- Exercise requirements -
Return all of the data exactly as given.

- Information provided -

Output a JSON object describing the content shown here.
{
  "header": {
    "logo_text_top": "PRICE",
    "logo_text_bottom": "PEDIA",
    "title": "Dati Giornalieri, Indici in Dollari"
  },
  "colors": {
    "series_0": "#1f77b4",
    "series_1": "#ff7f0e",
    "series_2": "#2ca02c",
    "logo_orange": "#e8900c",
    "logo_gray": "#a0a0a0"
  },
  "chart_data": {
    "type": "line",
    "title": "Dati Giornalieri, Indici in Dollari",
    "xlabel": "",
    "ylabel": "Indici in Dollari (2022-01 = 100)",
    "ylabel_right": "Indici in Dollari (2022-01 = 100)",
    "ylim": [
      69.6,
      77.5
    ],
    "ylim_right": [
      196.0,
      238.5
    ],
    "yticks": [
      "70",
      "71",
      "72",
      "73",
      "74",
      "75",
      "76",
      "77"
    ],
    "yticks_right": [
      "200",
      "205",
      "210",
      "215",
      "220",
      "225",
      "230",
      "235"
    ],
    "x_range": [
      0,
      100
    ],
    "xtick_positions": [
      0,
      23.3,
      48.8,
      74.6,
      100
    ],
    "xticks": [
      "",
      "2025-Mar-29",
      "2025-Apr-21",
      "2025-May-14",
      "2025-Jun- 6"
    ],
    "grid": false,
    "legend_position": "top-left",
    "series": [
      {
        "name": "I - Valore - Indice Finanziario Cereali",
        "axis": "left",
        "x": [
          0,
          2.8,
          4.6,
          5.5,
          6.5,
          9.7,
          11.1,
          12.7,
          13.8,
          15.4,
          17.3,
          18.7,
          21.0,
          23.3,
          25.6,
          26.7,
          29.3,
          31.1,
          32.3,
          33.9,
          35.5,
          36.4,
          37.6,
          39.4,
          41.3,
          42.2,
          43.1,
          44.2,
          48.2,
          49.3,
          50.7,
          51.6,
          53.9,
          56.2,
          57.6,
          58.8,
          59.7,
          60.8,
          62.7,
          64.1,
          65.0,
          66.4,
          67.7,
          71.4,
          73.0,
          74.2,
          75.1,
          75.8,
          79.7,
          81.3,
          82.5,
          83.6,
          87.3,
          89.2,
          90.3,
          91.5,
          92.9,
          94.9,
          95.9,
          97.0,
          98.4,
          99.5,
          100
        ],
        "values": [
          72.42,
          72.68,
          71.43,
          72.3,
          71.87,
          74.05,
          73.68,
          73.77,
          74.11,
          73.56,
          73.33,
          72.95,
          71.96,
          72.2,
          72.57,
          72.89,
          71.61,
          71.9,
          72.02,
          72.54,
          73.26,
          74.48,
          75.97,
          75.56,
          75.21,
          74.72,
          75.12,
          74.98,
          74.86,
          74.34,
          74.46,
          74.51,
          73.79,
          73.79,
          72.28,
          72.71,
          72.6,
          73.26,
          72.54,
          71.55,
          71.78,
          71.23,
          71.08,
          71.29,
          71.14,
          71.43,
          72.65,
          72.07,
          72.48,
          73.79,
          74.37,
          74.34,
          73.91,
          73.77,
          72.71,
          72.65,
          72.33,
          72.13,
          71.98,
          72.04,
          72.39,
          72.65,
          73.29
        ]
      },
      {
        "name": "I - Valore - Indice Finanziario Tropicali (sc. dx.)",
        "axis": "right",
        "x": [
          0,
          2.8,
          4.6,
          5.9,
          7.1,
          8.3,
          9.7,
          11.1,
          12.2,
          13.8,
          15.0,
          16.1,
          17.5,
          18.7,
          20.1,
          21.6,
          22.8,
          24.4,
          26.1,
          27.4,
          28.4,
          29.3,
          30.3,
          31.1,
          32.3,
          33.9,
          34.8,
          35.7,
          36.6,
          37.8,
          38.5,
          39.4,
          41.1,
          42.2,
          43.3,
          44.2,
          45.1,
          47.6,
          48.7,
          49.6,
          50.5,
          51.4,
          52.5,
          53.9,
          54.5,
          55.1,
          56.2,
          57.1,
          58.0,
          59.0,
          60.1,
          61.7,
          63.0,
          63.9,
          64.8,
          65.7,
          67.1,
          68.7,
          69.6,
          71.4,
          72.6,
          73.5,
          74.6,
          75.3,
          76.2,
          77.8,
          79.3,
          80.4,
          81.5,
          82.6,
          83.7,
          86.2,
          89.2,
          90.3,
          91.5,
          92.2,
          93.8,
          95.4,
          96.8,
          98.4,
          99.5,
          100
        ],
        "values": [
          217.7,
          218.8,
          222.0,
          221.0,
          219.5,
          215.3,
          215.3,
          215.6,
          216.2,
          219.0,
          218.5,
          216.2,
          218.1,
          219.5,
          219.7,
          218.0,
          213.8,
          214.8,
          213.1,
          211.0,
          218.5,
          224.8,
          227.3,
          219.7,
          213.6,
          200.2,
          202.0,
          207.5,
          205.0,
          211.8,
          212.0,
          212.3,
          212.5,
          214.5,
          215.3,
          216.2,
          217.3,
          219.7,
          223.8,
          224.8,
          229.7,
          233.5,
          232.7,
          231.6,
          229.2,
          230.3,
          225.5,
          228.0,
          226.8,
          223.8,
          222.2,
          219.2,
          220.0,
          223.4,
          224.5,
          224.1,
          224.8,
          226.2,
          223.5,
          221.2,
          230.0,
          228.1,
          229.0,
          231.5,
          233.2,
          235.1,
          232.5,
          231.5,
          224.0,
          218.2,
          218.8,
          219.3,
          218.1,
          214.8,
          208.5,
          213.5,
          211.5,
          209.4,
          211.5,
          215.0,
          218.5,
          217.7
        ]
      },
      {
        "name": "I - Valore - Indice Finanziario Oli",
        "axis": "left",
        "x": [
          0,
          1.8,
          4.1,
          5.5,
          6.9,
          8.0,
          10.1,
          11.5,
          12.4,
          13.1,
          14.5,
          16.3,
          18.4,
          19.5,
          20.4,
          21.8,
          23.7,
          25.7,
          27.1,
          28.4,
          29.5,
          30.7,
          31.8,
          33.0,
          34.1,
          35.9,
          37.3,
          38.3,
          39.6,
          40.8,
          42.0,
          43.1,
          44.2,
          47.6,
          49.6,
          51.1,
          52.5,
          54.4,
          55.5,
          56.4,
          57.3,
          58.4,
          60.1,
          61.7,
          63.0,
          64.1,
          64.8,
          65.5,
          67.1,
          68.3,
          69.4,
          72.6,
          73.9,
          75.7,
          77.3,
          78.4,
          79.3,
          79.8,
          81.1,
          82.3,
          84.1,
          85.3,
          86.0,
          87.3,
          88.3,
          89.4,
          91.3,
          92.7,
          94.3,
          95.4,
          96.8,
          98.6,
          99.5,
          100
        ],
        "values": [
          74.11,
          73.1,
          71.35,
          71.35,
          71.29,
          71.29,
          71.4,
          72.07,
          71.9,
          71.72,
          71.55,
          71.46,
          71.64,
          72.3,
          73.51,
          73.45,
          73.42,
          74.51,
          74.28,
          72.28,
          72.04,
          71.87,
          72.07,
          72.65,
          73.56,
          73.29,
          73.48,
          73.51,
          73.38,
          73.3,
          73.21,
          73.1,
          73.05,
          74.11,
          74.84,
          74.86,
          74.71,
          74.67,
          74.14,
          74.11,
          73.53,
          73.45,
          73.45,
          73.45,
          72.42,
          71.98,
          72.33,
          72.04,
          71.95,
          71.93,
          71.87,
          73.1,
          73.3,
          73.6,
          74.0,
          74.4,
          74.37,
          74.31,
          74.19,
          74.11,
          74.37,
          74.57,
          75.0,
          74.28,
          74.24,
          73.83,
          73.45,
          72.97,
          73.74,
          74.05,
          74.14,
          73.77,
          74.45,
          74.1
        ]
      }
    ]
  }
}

- Output of the task -
Output a JSON object describing the content shown here.
{
  "header": {
    "logo_text_top": "PRICE",
    "logo_text_bottom": "PEDIA",
    "title": "Dati Giornalieri, Indici in Dollari"
  },
  "colors": {
    "series_0": "#1f77b4",
    "series_1": "#ff7f0e",
    "series_2": "#2ca02c",
    "logo_orange": "#e8900c",
    "logo_gray": "#a0a0a0"
  },
  "chart_data": {
    "type": "line",
    "title": "Dati Giornalieri, Indici in Dollari",
    "xlabel": "",
    "ylabel": "Indici in Dollari (2022-01 = 100)",
    "ylabel_right": "Indici in Dollari (2022-01 = 100)",
    "ylim": [
      69.6,
      77.5
    ],
    "ylim_right": [
      196.0,
      238.5
    ],
    "yticks": [
      "70",
      "71",
      "72",
      "73",
      "74",
      "75",
      "76",
      "77"
    ],
    "yticks_right": [
      "200",
      "205",
      "210",
      "215",
      "220",
      "225",
      "230",
      "235"
    ],
    "x_range": [
      0,
      100
    ],
    "xtick_positions": [
      0,
      23.3,
      48.8,
      74.6,
      100
    ],
    "xticks": [
      "",
      "2025-Mar-29",
      "2025-Apr-21",
      "2025-May-14",
      "2025-Jun- 6"
    ],
    "grid": false,
    "legend_position": "top-left",
    "series": [
      {
        "name": "I - Valore - Indice Finanziario Cereali",
        "axis": "left",
        "x": [
          0,
          2.8,
          4.6,
          5.5,
          6.5,
          9.7,
          11.1,
          12.7,
          13.8,
          15.4,
          17.3,
          18.7,
          21.0,
          23.3,
          25.6,
          26.7,
          29.3,
          31.1,
          32.3,
          33.9,
          35.5,
          36.4,
          37.6,
          39.4,
          41.3,
          42.2,
          43.1,
          44.2,
          48.2,
          49.3,
          50.7,
          51.6,
          53.9,
          56.2,
          57.6,
          58.8,
          59.7,
          60.8,
          62.7,
          64.1,
          65.0,
          66.4,
          67.7,
          71.4,
          73.0,
          74.2,
          75.1,
          75.8,
          79.7,
          81.3,
          82.5,
          83.6,
          87.3,
          89.2,
          90.3,
          91.5,
          92.9,
          94.9,
          95.9,
          97.0,
          98.4,
          99.5,
          100
        ],
        "values": [
          72.42,
          72.68,
          71.43,
          72.3,
          71.87,
          74.05,
          73.68,
          73.77,
          74.11,
          73.56,
          73.33,
          72.95,
          71.96,
          72.2,
          72.57,
          72.89,
          71.61,
          71.9,
          72.02,
          72.54,
          73.26,
          74.48,
          75.97,
          75.56,
          75.21,
          74.72,
          75.12,
          74.98,
          74.86,
          74.34,
          74.46,
          74.51,
          73.79,
          73.79,
          72.28,
          72.71,
          72.6,
          73.26,
          72.54,
          71.55,
          71.78,
          71.23,
          71.08,
          71.29,
          71.14,
          71.43,
          72.65,
          72.07,
          72.48,
          73.79,
          74.37,
          74.34,
          73.91,
          73.77,
          72.71,
          72.65,
          72.33,
          72.13,
          71.98,
          72.04,
          72.39,
          72.65,
          73.29
        ]
      },
      {
        "name": "I - Valore - Indice Finanziario Tropicali (sc. dx.)",
        "axis": "right",
        "x": [
          0,
          2.8,
          4.6,
          5.9,
          7.1,
          8.3,
          9.7,
          11.1,
          12.2,
          13.8,
          15.0,
          16.1,
          17.5,
          18.7,
          20.1,
          21.6,
          22.8,
          24.4,
          26.1,
          27.4,
          28.4,
          29.3,
          30.3,
          31.1,
          32.3,
          33.9,
          34.8,
          35.7,
          36.6,
          37.8,
          38.5,
          39.4,
          41.1,
          42.2,
          43.3,
          44.2,
          45.1,
          47.6,
          48.7,
          49.6,
          50.5,
          51.4,
          52.5,
          53.9,
          54.5,
          55.1,
          56.2,
          57.1,
          58.0,
          59.0,
          60.1,
          61.7,
          63.0,
          63.9,
          64.8,
          65.7,
          67.1,
          68.7,
          69.6,
          71.4,
          72.6,
          73.5,
          74.6,
          75.3,
          76.2,
          77.8,
          79.3,
          80.4,
          81.5,
          82.6,
          83.7,
          86.2,
          89.2,
          90.3,
          91.5,
          92.2,
          93.8,
          95.4,
          96.8,
          98.4,
          99.5,
          100
        ],
        "values": [
          217.7,
          218.8,
          222.0,
          221.0,
          219.5,
          215.3,
          215.3,
          215.6,
          216.2,
          219.0,
          218.5,
          216.2,
          218.1,
          219.5,
          219.7,
          218.0,
          213.8,
          214.8,
          213.1,
          211.0,
          218.5,
          224.8,
          227.3,
          219.7,
          213.6,
          200.2,
          202.0,
          207.5,
          205.0,
          211.8,
          212.0,
          212.3,
          212.5,
          214.5,
          215.3,
          216.2,
          217.3,
          219.7,
          223.8,
          224.8,
          229.7,
          233.5,
          232.7,
          231.6,
          229.2,
          230.3,
          225.5,
          228.0,
          226.8,
          223.8,
          222.2,
          219.2,
          220.0,
          223.4,
          224.5,
          224.1,
          224.8,
          226.2,
          223.5,
          221.2,
          230.0,
          228.1,
          229.0,
          231.5,
          233.2,
          235.1,
          232.5,
          231.5,
          224.0,
          218.2,
          218.8,
          219.3,
          218.1,
          214.8,
          208.5,
          213.5,
          211.5,
          209.4,
          211.5,
          215.0,
          218.5,
          217.7
        ]
      },
      {
        "name": "I - Valore - Indice Finanziario Oli",
        "axis": "left",
        "x": [
          0,
          1.8,
          4.1,
          5.5,
          6.9,
          8.0,
          10.1,
          11.5,
          12.4,
          13.1,
          14.5,
          16.3,
          18.4,
          19.5,
          20.4,
          21.8,
          23.7,
          25.7,
          27.1,
          28.4,
          29.5,
          30.7,
          31.8,
          33.0,
          34.1,
          35.9,
          37.3,
          38.3,
          39.6,
          40.8,
          42.0,
          43.1,
          44.2,
          47.6,
          49.6,
          51.1,
          52.5,
          54.4,
          55.5,
          56.4,
          57.3,
          58.4,
          60.1,
          61.7,
          63.0,
          64.1,
          64.8,
          65.5,
          67.1,
          68.3,
          69.4,
          72.6,
          73.9,
          75.7,
          77.3,
          78.4,
          79.3,
          79.8,
          81.1,
          82.3,
          84.1,
          85.3,
          86.0,
          87.3,
          88.3,
          89.4,
          91.3,
          92.7,
          94.3,
          95.4,
          96.8,
          98.6,
          99.5,
          100
        ],
        "values": [
          74.11,
          73.1,
          71.35,
          71.35,
          71.29,
          71.29,
          71.4,
          72.07,
          71.9,
          71.72,
          71.55,
          71.46,
          71.64,
          72.3,
          73.51,
          73.45,
          73.42,
          74.51,
          74.28,
          72.28,
          72.04,
          71.87,
          72.07,
          72.65,
          73.56,
          73.29,
          73.48,
          73.51,
          73.38,
          73.3,
          73.21,
          73.1,
          73.05,
          74.11,
          74.84,
          74.86,
          74.71,
          74.67,
          74.14,
          74.11,
          73.53,
          73.45,
          73.45,
          73.45,
          72.42,
          71.98,
          72.33,
          72.04,
          71.95,
          71.93,
          71.87,
          73.1,
          73.3,
          73.6,
          74.0,
          74.4,
          74.37,
          74.31,
          74.19,
          74.11,
          74.37,
          74.57,
          75.0,
          74.28,
          74.24,
          73.83,
          73.45,
          72.97,
          73.74,
          74.05,
          74.14,
          73.77,
          74.45,
          74.1
        ]
      }
    ]
  }
}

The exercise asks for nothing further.